#### [To do]
Word for word, retype every entry in the listing.

==== Data supplied

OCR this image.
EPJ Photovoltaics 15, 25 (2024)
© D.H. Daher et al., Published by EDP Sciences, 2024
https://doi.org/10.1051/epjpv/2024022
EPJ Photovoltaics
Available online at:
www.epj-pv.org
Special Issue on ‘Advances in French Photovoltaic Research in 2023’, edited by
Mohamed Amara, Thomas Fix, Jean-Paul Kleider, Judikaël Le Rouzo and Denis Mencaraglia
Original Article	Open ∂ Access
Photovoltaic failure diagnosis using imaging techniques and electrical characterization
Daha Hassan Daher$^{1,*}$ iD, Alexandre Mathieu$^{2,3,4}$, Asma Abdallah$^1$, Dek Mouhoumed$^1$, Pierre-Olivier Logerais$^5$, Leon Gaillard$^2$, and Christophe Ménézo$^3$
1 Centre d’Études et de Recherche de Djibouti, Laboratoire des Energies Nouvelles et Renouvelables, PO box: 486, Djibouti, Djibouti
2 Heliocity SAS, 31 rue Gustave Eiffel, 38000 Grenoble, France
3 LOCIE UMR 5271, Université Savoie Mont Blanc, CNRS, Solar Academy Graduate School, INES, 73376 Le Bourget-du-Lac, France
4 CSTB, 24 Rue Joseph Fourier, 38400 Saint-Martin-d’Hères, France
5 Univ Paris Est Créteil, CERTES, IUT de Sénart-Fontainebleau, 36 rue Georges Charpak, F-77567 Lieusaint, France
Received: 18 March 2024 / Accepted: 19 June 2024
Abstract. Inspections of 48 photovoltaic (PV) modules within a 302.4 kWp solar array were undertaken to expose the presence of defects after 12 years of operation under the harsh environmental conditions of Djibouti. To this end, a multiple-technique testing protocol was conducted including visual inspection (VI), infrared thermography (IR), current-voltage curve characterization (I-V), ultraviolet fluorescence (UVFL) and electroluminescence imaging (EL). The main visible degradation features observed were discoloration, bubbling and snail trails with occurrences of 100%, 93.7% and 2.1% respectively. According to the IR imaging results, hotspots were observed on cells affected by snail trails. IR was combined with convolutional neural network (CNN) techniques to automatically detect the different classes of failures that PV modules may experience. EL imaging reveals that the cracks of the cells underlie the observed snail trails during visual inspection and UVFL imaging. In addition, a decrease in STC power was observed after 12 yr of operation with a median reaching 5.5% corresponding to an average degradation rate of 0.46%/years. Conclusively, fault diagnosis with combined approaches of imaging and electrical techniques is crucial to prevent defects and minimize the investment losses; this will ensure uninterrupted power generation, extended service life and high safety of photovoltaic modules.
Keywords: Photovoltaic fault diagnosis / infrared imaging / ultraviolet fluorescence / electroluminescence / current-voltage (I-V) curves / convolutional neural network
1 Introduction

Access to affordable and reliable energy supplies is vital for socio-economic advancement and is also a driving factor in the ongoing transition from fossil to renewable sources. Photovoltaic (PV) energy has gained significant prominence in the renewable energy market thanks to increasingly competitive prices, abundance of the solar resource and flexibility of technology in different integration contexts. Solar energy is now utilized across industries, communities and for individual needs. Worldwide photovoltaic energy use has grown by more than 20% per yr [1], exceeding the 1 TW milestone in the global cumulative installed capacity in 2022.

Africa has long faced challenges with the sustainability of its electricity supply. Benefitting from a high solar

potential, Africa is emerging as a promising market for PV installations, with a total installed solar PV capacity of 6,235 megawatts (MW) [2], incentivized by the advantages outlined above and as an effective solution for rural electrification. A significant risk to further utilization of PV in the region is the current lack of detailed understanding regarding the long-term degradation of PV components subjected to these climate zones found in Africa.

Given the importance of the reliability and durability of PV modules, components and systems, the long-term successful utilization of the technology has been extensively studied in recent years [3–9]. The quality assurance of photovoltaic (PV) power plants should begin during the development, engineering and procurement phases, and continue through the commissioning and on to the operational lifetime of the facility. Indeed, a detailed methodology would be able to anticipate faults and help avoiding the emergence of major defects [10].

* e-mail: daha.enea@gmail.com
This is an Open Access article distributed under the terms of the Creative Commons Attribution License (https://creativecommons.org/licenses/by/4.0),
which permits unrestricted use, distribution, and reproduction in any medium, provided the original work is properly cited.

========

#### [Result of this exercise]
OCR this image.
EPJ Photovoltaics 15, 25 (2024)
© D.H. Daher et al., Published by EDP Sciences, 2024
https://doi.org/10.1051/epjpv/2024022
EPJ Photovoltaics
Available online at:
www.epj-pv.org
Special Issue on ‘Advances in French Photovoltaic Research in 2023’, edited by
Mohamed Amara, Thomas Fix, Jean-Paul Kleider, Judikaël Le Rouzo and Denis Mencaraglia
Original Article	Open ∂ Access
Photovoltaic failure diagnosis using imaging techniques and electrical characterization
Daha Hassan Daher$^{1,*}$ iD, Alexandre Mathieu$^{2,3,4}$, Asma Abdallah$^1$, Dek Mouhoumed$^1$, Pierre-Olivier Logerais$^5$, Leon Gaillard$^2$, and Christophe Ménézo$^3$
1 Centre d’Études et de Recherche de Djibouti, Laboratoire des Energies Nouvelles et Renouvelables, PO box: 486, Djibouti, Djibouti
2 Heliocity SAS, 31 rue Gustave Eiffel, 38000 Grenoble, France
3 LOCIE UMR 5271, Université Savoie Mont Blanc, CNRS, Solar Academy Graduate School, INES, 73376 Le Bourget-du-Lac, France
4 CSTB, 24 Rue Joseph Fourier, 38400 Saint-Martin-d’Hères, France
5 Univ Paris Est Créteil, CERTES, IUT de Sénart-Fontainebleau, 36 rue Georges Charpak, F-77567 Lieusaint, France
Received: 18 March 2024 / Accepted: 19 June 2024
Abstract. Inspections of 48 photovoltaic (PV) modules within a 302.4 kWp solar array were undertaken to expose the presence of defects after 12 years of operation under the harsh environmental conditions of Djibouti. To this end, a multiple-technique testing protocol was conducted including visual inspection (VI), infrared thermography (IR), current-voltage curve characterization (I-V), ultraviolet fluorescence (UVFL) and electroluminescence imaging (EL). The main visible degradation features observed were discoloration, bubbling and snail trails with occurrences of 100%, 93.7% and 2.1% respectively. According to the IR imaging results, hotspots were observed on cells affected by snail trails. IR was combined with convolutional neural network (CNN) techniques to automatically detect the different classes of failures that PV modules may experience. EL imaging reveals that the cracks of the cells underlie the observed snail trails during visual inspection and UVFL imaging. In addition, a decrease in STC power was observed after 12 yr of operation with a median reaching 5.5% corresponding to an average degradation rate of 0.46%/years. Conclusively, fault diagnosis with combined approaches of imaging and electrical techniques is crucial to prevent defects and minimize the investment losses; this will ensure uninterrupted power generation, extended service life and high safety of photovoltaic modules.
Keywords: Photovoltaic fault diagnosis / infrared imaging / ultraviolet fluorescence / electroluminescence / current-voltage (I-V) curves / convolutional neural network
1 Introduction

Access to affordable and reliable energy supplies is vital for socio-economic advancement and is also a driving factor in the ongoing transition from fossil to renewable sources. Photovoltaic (PV) energy has gained significant prominence in the renewable energy market thanks to increasingly competitive prices, abundance of the solar resource and flexibility of technology in different integration contexts. Solar energy is now utilized across industries, communities and for individual needs. Worldwide photovoltaic energy use has grown by more than 20% per yr [1], exceeding the 1 TW milestone in the global cumulative installed capacity in 2022.

Africa has long faced challenges with the sustainability of its electricity supply. Benefitting from a high solar

potential, Africa is emerging as a promising market for PV installations, with a total installed solar PV capacity of 6,235 megawatts (MW) [2], incentivized by the advantages outlined above and as an effective solution for rural electrification. A significant risk to further utilization of PV in the region is the current lack of detailed understanding regarding the long-term degradation of PV components subjected to these climate zones found in Africa.

Given the importance of the reliability and durability of PV modules, components and systems, the long-term successful utilization of the technology has been extensively studied in recent years [3–9]. The quality assurance of photovoltaic (PV) power plants should begin during the development, engineering and procurement phases, and continue through the commissioning and on to the operational lifetime of the facility. Indeed, a detailed methodology would be able to anticipate faults and help avoiding the emergence of major defects [10].

* e-mail: daha.enea@gmail.com
This is an Open Access article distributed under the terms of the Creative Commons Attribution License (https://creativecommons.org/licenses/by/4.0),
which permits unrestricted use, distribution, and reproduction in any medium, provided the original work is properly cited.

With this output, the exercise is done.